Start of RECORDS SHOWN

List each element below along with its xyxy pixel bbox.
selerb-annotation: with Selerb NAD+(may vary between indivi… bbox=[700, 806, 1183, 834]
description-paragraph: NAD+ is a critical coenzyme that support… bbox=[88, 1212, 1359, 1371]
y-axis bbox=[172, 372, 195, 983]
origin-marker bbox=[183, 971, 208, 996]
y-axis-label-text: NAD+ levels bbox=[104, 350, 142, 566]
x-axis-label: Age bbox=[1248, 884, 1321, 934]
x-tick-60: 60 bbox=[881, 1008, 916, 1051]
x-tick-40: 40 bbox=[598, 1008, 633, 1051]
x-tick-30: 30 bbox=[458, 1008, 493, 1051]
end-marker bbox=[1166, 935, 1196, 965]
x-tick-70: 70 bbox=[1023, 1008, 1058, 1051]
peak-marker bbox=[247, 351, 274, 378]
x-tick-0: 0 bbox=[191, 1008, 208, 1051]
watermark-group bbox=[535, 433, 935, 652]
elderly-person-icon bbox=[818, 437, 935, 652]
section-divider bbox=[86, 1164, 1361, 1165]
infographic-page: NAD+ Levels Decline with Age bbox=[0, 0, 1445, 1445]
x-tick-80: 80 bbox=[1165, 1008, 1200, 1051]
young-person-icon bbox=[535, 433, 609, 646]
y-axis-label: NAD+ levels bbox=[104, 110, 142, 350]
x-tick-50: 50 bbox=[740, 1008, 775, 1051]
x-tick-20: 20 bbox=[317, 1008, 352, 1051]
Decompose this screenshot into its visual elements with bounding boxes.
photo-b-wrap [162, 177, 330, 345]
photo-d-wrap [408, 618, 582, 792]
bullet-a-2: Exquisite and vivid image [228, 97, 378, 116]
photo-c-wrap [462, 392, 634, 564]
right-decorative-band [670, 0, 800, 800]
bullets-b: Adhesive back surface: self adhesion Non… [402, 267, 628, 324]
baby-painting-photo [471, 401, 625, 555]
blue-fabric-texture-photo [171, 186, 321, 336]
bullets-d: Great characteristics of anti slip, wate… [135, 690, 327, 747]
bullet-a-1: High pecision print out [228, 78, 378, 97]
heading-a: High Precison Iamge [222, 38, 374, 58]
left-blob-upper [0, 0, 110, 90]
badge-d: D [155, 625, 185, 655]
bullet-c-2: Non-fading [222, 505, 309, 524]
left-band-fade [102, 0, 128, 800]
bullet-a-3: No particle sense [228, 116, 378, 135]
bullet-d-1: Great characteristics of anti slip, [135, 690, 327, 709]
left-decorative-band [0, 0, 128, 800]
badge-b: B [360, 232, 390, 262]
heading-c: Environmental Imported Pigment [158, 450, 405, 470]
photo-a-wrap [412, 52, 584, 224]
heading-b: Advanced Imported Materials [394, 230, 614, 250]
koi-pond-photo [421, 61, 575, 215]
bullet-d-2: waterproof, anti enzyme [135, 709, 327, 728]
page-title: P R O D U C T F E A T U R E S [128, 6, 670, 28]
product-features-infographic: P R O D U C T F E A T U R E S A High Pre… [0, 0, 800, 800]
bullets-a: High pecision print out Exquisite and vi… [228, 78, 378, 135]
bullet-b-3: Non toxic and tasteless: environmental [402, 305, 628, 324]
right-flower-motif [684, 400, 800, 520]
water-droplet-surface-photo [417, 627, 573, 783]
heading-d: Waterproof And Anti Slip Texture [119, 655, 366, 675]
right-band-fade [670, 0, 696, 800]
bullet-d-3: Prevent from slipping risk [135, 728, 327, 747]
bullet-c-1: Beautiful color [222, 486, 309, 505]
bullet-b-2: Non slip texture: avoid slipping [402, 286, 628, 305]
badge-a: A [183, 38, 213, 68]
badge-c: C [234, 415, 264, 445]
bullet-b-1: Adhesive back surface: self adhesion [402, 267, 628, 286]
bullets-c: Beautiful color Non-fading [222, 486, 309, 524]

End of RECORDS SHOWN

### HOW TO COMPLETE THIS TASK
Of all the entries above, how many lines contain the string "marker"? Answer with the number only.

### RESPONSE AREA
3